┌────────

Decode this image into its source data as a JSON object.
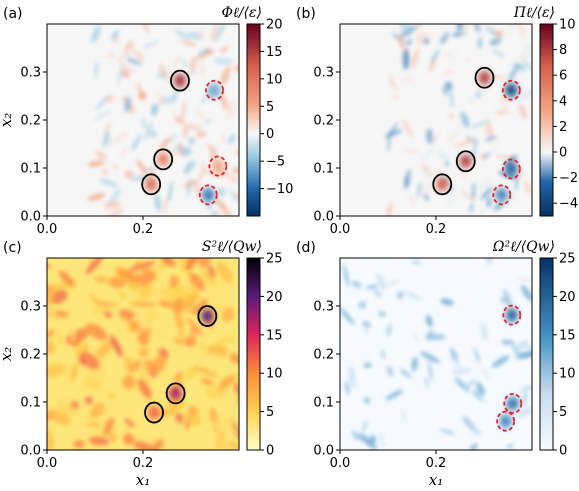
{
  "chart_data": [
    {
      "panel_label": "(a)",
      "type": "heatmap",
      "colormap": "diverging-red-blue",
      "colorbar_title": "Φℓ/⟨ε⟩",
      "colorbar_range": [
        -15,
        20
      ],
      "colorbar_ticks": [
        "20",
        "15",
        "10",
        "5",
        "0",
        "−5",
        "−10"
      ],
      "x_ticks": [
        "0.0",
        "0.2"
      ],
      "y_ticks": [
        "0.3",
        "0.2",
        "0.1",
        "0.0"
      ],
      "xlabel": "",
      "ylabel": "x₂",
      "xlim": [
        0.0,
        0.4
      ],
      "ylim": [
        0.0,
        0.4
      ],
      "highlights": [
        {
          "x": 0.277,
          "y": 0.282,
          "style": "solid-black",
          "value": 16
        },
        {
          "x": 0.242,
          "y": 0.118,
          "style": "solid-black",
          "value": 10
        },
        {
          "x": 0.217,
          "y": 0.066,
          "style": "solid-black",
          "value": 12
        },
        {
          "x": 0.349,
          "y": 0.262,
          "style": "dashed-red",
          "value": -6
        },
        {
          "x": 0.356,
          "y": 0.104,
          "style": "dashed-red",
          "value": 6
        },
        {
          "x": 0.336,
          "y": 0.044,
          "style": "dashed-red",
          "value": -9
        }
      ]
    },
    {
      "panel_label": "(b)",
      "type": "heatmap",
      "colormap": "diverging-red-blue",
      "colorbar_title": "Πℓ/⟨ε⟩",
      "colorbar_range": [
        -5,
        10
      ],
      "colorbar_ticks": [
        "10",
        "8",
        "6",
        "4",
        "2",
        "0",
        "−2",
        "−4"
      ],
      "x_ticks": [
        "0.0",
        "0.2"
      ],
      "y_ticks": [
        "0.3",
        "0.2",
        "0.1",
        "0.0"
      ],
      "xlabel": "",
      "ylabel": "",
      "xlim": [
        0.0,
        0.4
      ],
      "ylim": [
        0.0,
        0.4
      ],
      "highlights": [
        {
          "x": 0.301,
          "y": 0.288,
          "style": "solid-black",
          "value": 8
        },
        {
          "x": 0.262,
          "y": 0.114,
          "style": "solid-black",
          "value": 8
        },
        {
          "x": 0.213,
          "y": 0.066,
          "style": "solid-black",
          "value": 7
        },
        {
          "x": 0.357,
          "y": 0.262,
          "style": "dashed-red",
          "value": -4
        },
        {
          "x": 0.357,
          "y": 0.098,
          "style": "dashed-red",
          "value": -3
        },
        {
          "x": 0.337,
          "y": 0.044,
          "style": "dashed-red",
          "value": -2
        }
      ]
    },
    {
      "panel_label": "(c)",
      "type": "heatmap",
      "colormap": "yellow-red-black",
      "colorbar_title": "S²ℓ/⟨Qw⟩",
      "colorbar_range": [
        0,
        25
      ],
      "colorbar_ticks": [
        "25",
        "20",
        "15",
        "10",
        "5",
        "0"
      ],
      "x_ticks": [
        "0.0",
        "0.2"
      ],
      "y_ticks": [
        "0.3",
        "0.2",
        "0.1",
        "0.0"
      ],
      "xlabel": "x₁",
      "ylabel": "x₂",
      "xlim": [
        0.0,
        0.4
      ],
      "ylim": [
        0.0,
        0.4
      ],
      "highlights": [
        {
          "x": 0.334,
          "y": 0.279,
          "style": "solid-black",
          "value": 20
        },
        {
          "x": 0.268,
          "y": 0.118,
          "style": "solid-black",
          "value": 17
        },
        {
          "x": 0.223,
          "y": 0.078,
          "style": "solid-black",
          "value": 12
        }
      ]
    },
    {
      "panel_label": "(d)",
      "type": "heatmap",
      "colormap": "white-blue",
      "colorbar_title": "Ω²ℓ/⟨Qw⟩",
      "colorbar_range": [
        0,
        25
      ],
      "colorbar_ticks": [
        "25",
        "20",
        "15",
        "10",
        "5",
        "0"
      ],
      "x_ticks": [
        "0.0",
        "0.2"
      ],
      "y_ticks": [
        "0.3",
        "0.2",
        "0.1",
        "0.0"
      ],
      "xlabel": "x₁",
      "ylabel": "",
      "xlim": [
        0.0,
        0.4
      ],
      "ylim": [
        0.0,
        0.4
      ],
      "highlights": [
        {
          "x": 0.358,
          "y": 0.281,
          "style": "dashed-red",
          "value": 20
        },
        {
          "x": 0.36,
          "y": 0.097,
          "style": "dashed-red",
          "value": 18
        },
        {
          "x": 0.345,
          "y": 0.06,
          "style": "dashed-red",
          "value": 16
        }
      ]
    }
  ],
  "colors": {
    "circle_solid": "#000000",
    "circle_dashed": "#e0252b"
  }
}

└────────

__DIRECTION__: Leave the images out and output the remaining material exactly as it stands.

__PROBLEM SOLUTION__:
Decode this image into its source data as a JSON object.
{
  "chart_data": [
    {
      "panel_label": "(a)",
      "type": "heatmap",
      "colormap": "diverging-red-blue",
      "colorbar_title": "Φℓ/⟨ε⟩",
      "colorbar_range": [
        -15,
        20
      ],
      "colorbar_ticks": [
        "20",
        "15",
        "10",
        "5",
        "0",
        "−5",
        "−10"
      ],
      "x_ticks": [
        "0.0",
        "0.2"
      ],
      "y_ticks": [
        "0.3",
        "0.2",
        "0.1",
        "0.0"
      ],
      "xlabel": "",
      "ylabel": "x₂",
      "xlim": [
        0.0,
        0.4
      ],
      "ylim": [
        0.0,
        0.4
      ],
      "highlights": [
        {
          "x": 0.277,
          "y": 0.282,
          "style": "solid-black",
          "value": 16
        },
        {
          "x": 0.242,
          "y": 0.118,
          "style": "solid-black",
          "value": 10
        },
        {
          "x": 0.217,
          "y": 0.066,
          "style": "solid-black",
          "value": 12
        },
        {
          "x": 0.349,
          "y": 0.262,
          "style": "dashed-red",
          "value": -6
        },
        {
          "x": 0.356,
          "y": 0.104,
          "style": "dashed-red",
          "value": 6
        },
        {
          "x": 0.336,
          "y": 0.044,
          "style": "dashed-red",
          "value": -9
        }
      ]
    },
    {
      "panel_label": "(b)",
      "type": "heatmap",
      "colormap": "diverging-red-blue",
      "colorbar_title": "Πℓ/⟨ε⟩",
      "colorbar_range": [
        -5,
        10
      ],
      "colorbar_ticks": [
        "10",
        "8",
        "6",
        "4",
        "2",
        "0",
        "−2",
        "−4"
      ],
      "x_ticks": [
        "0.0",
        "0.2"
      ],
      "y_ticks": [
        "0.3",
        "0.2",
        "0.1",
        "0.0"
      ],
      "xlabel": "",
      "ylabel": "",
      "xlim": [
        0.0,
        0.4
      ],
      "ylim": [
        0.0,
        0.4
      ],
      "highlights": [
        {
          "x": 0.301,
          "y": 0.288,
          "style": "solid-black",
          "value": 8
        },
        {
          "x": 0.262,
          "y": 0.114,
          "style": "solid-black",
          "value": 8
        },
        {
          "x": 0.213,
          "y": 0.066,
          "style": "solid-black",
          "value": 7
        },
        {
          "x": 0.357,
          "y": 0.262,
          "style": "dashed-red",
          "value": -4
        },
        {
          "x": 0.357,
          "y": 0.098,
          "style": "dashed-red",
          "value": -3
        },
        {
          "x": 0.337,
          "y": 0.044,
          "style": "dashed-red",
          "value": -2
        }
      ]
    },
    {
      "panel_label": "(c)",
      "type": "heatmap",
      "colormap": "yellow-red-black",
      "colorbar_title": "S²ℓ/⟨Qw⟩",
      "colorbar_range": [
        0,
        25
      ],
      "colorbar_ticks": [
        "25",
        "20",
        "15",
        "10",
        "5",
        "0"
      ],
      "x_ticks": [
        "0.0",
        "0.2"
      ],
      "y_ticks": [
        "0.3",
        "0.2",
        "0.1",
        "0.0"
      ],
      "xlabel": "x₁",
      "ylabel": "x₂",
      "xlim": [
        0.0,
        0.4
      ],
      "ylim": [
        0.0,
        0.4
      ],
      "highlights": [
        {
          "x": 0.334,
          "y": 0.279,
          "style": "solid-black",
          "value": 20
        },
        {
          "x": 0.268,
          "y": 0.118,
          "style": "solid-black",
          "value": 17
        },
        {
          "x": 0.223,
          "y": 0.078,
          "style": "solid-black",
          "value": 12
        }
      ]
    },
    {
      "panel_label": "(d)",
      "type": "heatmap",
      "colormap": "white-blue",
      "colorbar_title": "Ω²ℓ/⟨Qw⟩",
      "colorbar_range": [
        0,
        25
      ],
      "colorbar_ticks": [
        "25",
        "20",
        "15",
        "10",
        "5",
        "0"
      ],
      "x_ticks": [
        "0.0",
        "0.2"
      ],
      "y_ticks": [
        "0.3",
        "0.2",
        "0.1",
        "0.0"
      ],
      "xlabel": "x₁",
      "ylabel": "",
      "xlim": [
        0.0,
        0.4
      ],
      "ylim": [
        0.0,
        0.4
      ],
      "highlights": [
        {
          "x": 0.358,
          "y": 0.281,
          "style": "dashed-red",
          "value": 20
        },
        {
          "x": 0.36,
          "y": 0.097,
          "style": "dashed-red",
          "value": 18
        },
        {
          "x": 0.345,
          "y": 0.06,
          "style": "dashed-red",
          "value": 16
        }
      ]
    }
  ],
  "colors": {
    "circle_solid": "#000000",
    "circle_dashed": "#e0252b"
  }
}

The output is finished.